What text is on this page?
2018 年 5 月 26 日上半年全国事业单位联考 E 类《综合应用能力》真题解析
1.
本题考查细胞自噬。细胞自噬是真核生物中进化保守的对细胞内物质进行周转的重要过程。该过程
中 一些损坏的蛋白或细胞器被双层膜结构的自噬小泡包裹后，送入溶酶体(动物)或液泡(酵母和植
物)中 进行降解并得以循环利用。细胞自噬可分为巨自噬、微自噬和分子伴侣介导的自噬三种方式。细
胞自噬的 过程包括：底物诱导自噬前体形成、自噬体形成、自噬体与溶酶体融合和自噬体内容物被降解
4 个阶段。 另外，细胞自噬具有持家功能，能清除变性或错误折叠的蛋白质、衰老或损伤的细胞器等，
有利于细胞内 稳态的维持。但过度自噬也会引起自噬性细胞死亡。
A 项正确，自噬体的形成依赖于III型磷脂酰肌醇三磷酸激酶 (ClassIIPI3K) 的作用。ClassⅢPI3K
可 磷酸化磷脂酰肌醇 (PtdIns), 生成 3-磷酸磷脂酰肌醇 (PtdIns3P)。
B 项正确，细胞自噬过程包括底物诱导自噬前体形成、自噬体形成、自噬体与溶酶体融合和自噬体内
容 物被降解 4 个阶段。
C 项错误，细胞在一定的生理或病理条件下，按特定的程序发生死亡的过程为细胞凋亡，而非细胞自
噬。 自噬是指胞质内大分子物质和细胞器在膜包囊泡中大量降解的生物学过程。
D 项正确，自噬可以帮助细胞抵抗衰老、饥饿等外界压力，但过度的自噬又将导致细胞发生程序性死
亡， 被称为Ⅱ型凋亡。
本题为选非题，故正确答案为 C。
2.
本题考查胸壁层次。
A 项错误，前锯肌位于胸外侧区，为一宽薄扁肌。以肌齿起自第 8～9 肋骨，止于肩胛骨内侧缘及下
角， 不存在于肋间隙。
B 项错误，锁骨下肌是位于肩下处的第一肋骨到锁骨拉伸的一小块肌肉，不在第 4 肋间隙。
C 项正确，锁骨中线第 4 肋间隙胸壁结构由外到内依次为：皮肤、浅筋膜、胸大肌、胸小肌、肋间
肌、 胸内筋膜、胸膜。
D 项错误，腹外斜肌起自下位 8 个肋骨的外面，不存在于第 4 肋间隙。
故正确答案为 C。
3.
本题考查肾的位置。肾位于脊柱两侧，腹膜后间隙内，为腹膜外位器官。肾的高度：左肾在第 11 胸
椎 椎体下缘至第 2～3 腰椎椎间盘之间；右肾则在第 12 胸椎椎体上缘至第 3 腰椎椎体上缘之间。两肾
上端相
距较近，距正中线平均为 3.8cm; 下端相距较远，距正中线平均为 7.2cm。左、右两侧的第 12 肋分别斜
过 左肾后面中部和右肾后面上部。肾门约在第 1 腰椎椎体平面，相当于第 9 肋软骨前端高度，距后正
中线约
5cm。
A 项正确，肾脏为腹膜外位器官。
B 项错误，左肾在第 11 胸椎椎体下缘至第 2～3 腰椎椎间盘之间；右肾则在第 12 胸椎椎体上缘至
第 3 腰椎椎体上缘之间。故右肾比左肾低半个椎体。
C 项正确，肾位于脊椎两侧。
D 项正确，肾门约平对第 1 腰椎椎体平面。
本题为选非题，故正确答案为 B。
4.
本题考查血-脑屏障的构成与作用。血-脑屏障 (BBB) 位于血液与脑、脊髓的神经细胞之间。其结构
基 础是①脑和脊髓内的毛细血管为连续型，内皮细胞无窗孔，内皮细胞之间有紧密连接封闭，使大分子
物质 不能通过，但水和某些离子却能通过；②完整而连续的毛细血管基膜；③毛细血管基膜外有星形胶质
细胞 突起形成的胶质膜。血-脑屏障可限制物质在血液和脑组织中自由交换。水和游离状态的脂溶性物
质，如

* OBJECTIVE *
Quote all the records exactly, please, leaving none out.

* PROBLEM SOLUTION *
What text is on this page?
2018 年 5 月 26 日上半年全国事业单位联考 E 类《综合应用能力》真题解析
1.
本题考查细胞自噬。细胞自噬是真核生物中进化保守的对细胞内物质进行周转的重要过程。该过程
中 一些损坏的蛋白或细胞器被双层膜结构的自噬小泡包裹后，送入溶酶体(动物)或液泡(酵母和植
物)中 进行降解并得以循环利用。细胞自噬可分为巨自噬、微自噬和分子伴侣介导的自噬三种方式。细
胞自噬的 过程包括：底物诱导自噬前体形成、自噬体形成、自噬体与溶酶体融合和自噬体内容物被降解
4 个阶段。 另外，细胞自噬具有持家功能，能清除变性或错误折叠的蛋白质、衰老或损伤的细胞器等，
有利于细胞内 稳态的维持。但过度自噬也会引起自噬性细胞死亡。
A 项正确，自噬体的形成依赖于III型磷脂酰肌醇三磷酸激酶 (ClassIIPI3K) 的作用。ClassⅢPI3K
可 磷酸化磷脂酰肌醇 (PtdIns), 生成 3-磷酸磷脂酰肌醇 (PtdIns3P)。
B 项正确，细胞自噬过程包括底物诱导自噬前体形成、自噬体形成、自噬体与溶酶体融合和自噬体内
容 物被降解 4 个阶段。
C 项错误，细胞在一定的生理或病理条件下，按特定的程序发生死亡的过程为细胞凋亡，而非细胞自
噬。 自噬是指胞质内大分子物质和细胞器在膜包囊泡中大量降解的生物学过程。
D 项正确，自噬可以帮助细胞抵抗衰老、饥饿等外界压力，但过度的自噬又将导致细胞发生程序性死
亡， 被称为Ⅱ型凋亡。
本题为选非题，故正确答案为 C。
2.
本题考查胸壁层次。
A 项错误，前锯肌位于胸外侧区，为一宽薄扁肌。以肌齿起自第 8～9 肋骨，止于肩胛骨内侧缘及下
角， 不存在于肋间隙。
B 项错误，锁骨下肌是位于肩下处的第一肋骨到锁骨拉伸的一小块肌肉，不在第 4 肋间隙。
C 项正确，锁骨中线第 4 肋间隙胸壁结构由外到内依次为：皮肤、浅筋膜、胸大肌、胸小肌、肋间
肌、 胸内筋膜、胸膜。
D 项错误，腹外斜肌起自下位 8 个肋骨的外面，不存在于第 4 肋间隙。
故正确答案为 C。
3.
本题考查肾的位置。肾位于脊柱两侧，腹膜后间隙内，为腹膜外位器官。肾的高度：左肾在第 11 胸
椎 椎体下缘至第 2～3 腰椎椎间盘之间；右肾则在第 12 胸椎椎体上缘至第 3 腰椎椎体上缘之间。两肾
上端相
距较近，距正中线平均为 3.8cm; 下端相距较远，距正中线平均为 7.2cm。左、右两侧的第 12 肋分别斜
过 左肾后面中部和右肾后面上部。肾门约在第 1 腰椎椎体平面，相当于第 9 肋软骨前端高度，距后正
中线约
5cm。
A 项正确，肾脏为腹膜外位器官。
B 项错误，左肾在第 11 胸椎椎体下缘至第 2～3 腰椎椎间盘之间；右肾则在第 12 胸椎椎体上缘至
第 3 腰椎椎体上缘之间。故右肾比左肾低半个椎体。
C 项正确，肾位于脊椎两侧。
D 项正确，肾门约平对第 1 腰椎椎体平面。
本题为选非题，故正确答案为 B。
4.
本题考查血-脑屏障的构成与作用。血-脑屏障 (BBB) 位于血液与脑、脊髓的神经细胞之间。其结构
基 础是①脑和脊髓内的毛细血管为连续型，内皮细胞无窗孔，内皮细胞之间有紧密连接封闭，使大分子
物质 不能通过，但水和某些离子却能通过；②完整而连续的毛细血管基膜；③毛细血管基膜外有星形胶质
细胞 突起形成的胶质膜。血-脑屏障可限制物质在血液和脑组织中自由交换。水和游离状态的脂溶性物
质，如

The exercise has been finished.